STATED TASK.
Gather the lines from the material that contain "перегоне".

[start MATERIAL]

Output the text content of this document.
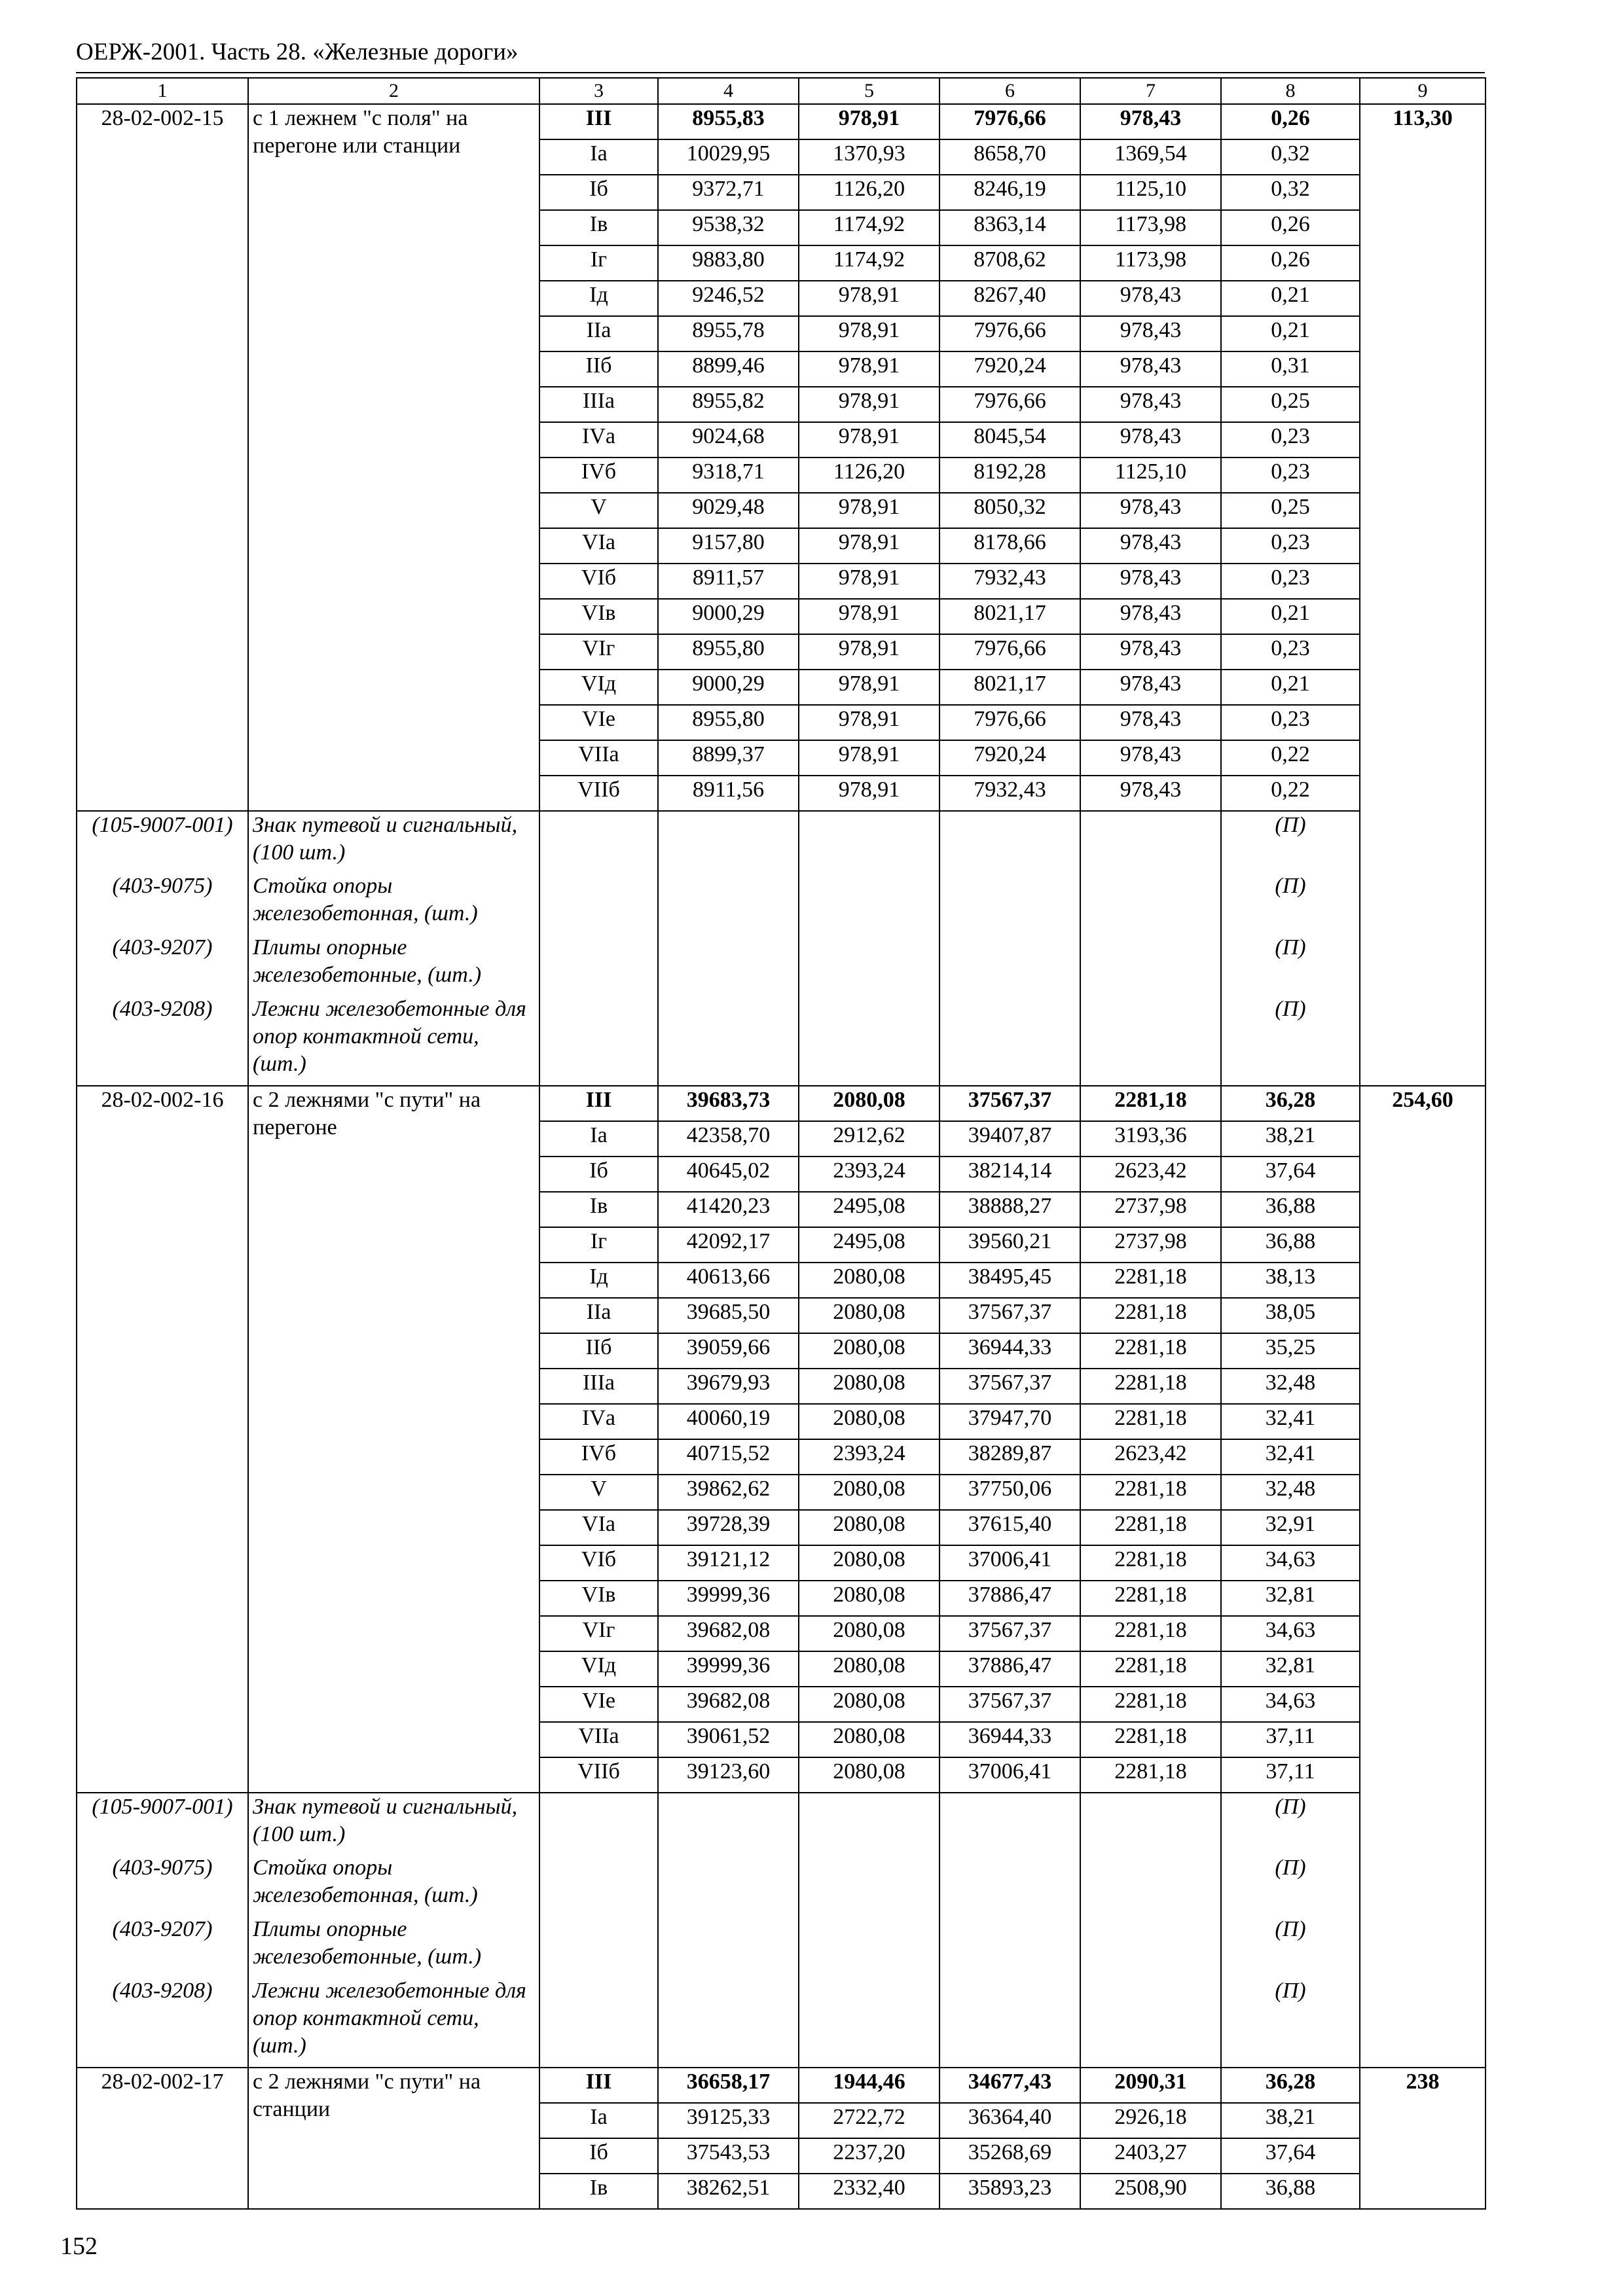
ОЕРЖ-2001. Часть 28. «Железные дороги»
1	2	3	4	5	6	7	8	9
28-02-002-15	с 1 лежнем "с поля" на перегоне или станции	III	8955,83	978,91	7976,66	978,43	0,26	113,30
		Iа	10029,95	1370,93	8658,70	1369,54	0,32	
		Iб	9372,71	1126,20	8246,19	1125,10	0,32	
		Iв	9538,32	1174,92	8363,14	1173,98	0,26	
		Iг	9883,80	1174,92	8708,62	1173,98	0,26	
		Iд	9246,52	978,91	8267,40	978,43	0,21	
		IIа	8955,78	978,91	7976,66	978,43	0,21	
		IIб	8899,46	978,91	7920,24	978,43	0,31	
		IIIа	8955,82	978,91	7976,66	978,43	0,25	
		IVа	9024,68	978,91	8045,54	978,43	0,23	
		IVб	9318,71	1126,20	8192,28	1125,10	0,23	
		V	9029,48	978,91	8050,32	978,43	0,25	
		VIа	9157,80	978,91	8178,66	978,43	0,23	
		VIб	8911,57	978,91	7932,43	978,43	0,23	
		VIв	9000,29	978,91	8021,17	978,43	0,21	
		VIг	8955,80	978,91	7976,66	978,43	0,23	
		VIд	9000,29	978,91	8021,17	978,43	0,21	
		VIе	8955,80	978,91	7976,66	978,43	0,23	
		VIIа	8899,37	978,91	7920,24	978,43	0,22	
		VIIб	8911,56	978,91	7932,43	978,43	0,22	
(105-9007-001)	Знак путевой и сигнальный, (100 шт.)						(П)	
(403-9075)	Стойка опоры железобетонная, (шт.)						(П)	
(403-9207)	Плиты опорные железобетонные, (шт.)						(П)	
(403-9208)	Лежни железобетонные для опор контактной сети, (шт.)						(П)	
28-02-002-16	с 2 лежнями "с пути" на перегоне	III	39683,73	2080,08	37567,37	2281,18	36,28	254,60
		Iа	42358,70	2912,62	39407,87	3193,36	38,21	
		Iб	40645,02	2393,24	38214,14	2623,42	37,64	
		Iв	41420,23	2495,08	38888,27	2737,98	36,88	
		Iг	42092,17	2495,08	39560,21	2737,98	36,88	
		Iд	40613,66	2080,08	38495,45	2281,18	38,13	
		IIа	39685,50	2080,08	37567,37	2281,18	38,05	
		IIб	39059,66	2080,08	36944,33	2281,18	35,25	
		IIIа	39679,93	2080,08	37567,37	2281,18	32,48	
		IVа	40060,19	2080,08	37947,70	2281,18	32,41	
		IVб	40715,52	2393,24	38289,87	2623,42	32,41	
		V	39862,62	2080,08	37750,06	2281,18	32,48	
		VIа	39728,39	2080,08	37615,40	2281,18	32,91	
		VIб	39121,12	2080,08	37006,41	2281,18	34,63	
		VIв	39999,36	2080,08	37886,47	2281,18	32,81	
		VIг	39682,08	2080,08	37567,37	2281,18	34,63	
		VIд	39999,36	2080,08	37886,47	2281,18	32,81	
		VIе	39682,08	2080,08	37567,37	2281,18	34,63	
		VIIа	39061,52	2080,08	36944,33	2281,18	37,11	
		VIIб	39123,60	2080,08	37006,41	2281,18	37,11	
(105-9007-001)	Знак путевой и сигнальный, (100 шт.)						(П)	
(403-9075)	Стойка опоры железобетонная, (шт.)						(П)	
(403-9207)	Плиты опорные железобетонные, (шт.)						(П)	
(403-9208)	Лежни железобетонные для опор контактной сети, (шт.)						(П)	
28-02-002-17	с 2 лежнями "с пути" на станции	III	36658,17	1944,46	34677,43	2090,31	36,28	238
		Iа	39125,33	2722,72	36364,40	2926,18	38,21	
		Iб	37543,53	2237,20	35268,69	2403,27	37,64	
		Iв	38262,51	2332,40	35893,23	2508,90	36,88	
152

[end MATERIAL]

COMPLETE ANSWER.
28-02-002-15	с 1 лежнем "с поля" на перегоне или станции	III	8955,83	978,91	7976,66	978,43	0,26	113,30
28-02-002-16	с 2 лежнями "с пути" на перегоне	III	39683,73	2080,08	37567,37	2281,18	36,28	254,60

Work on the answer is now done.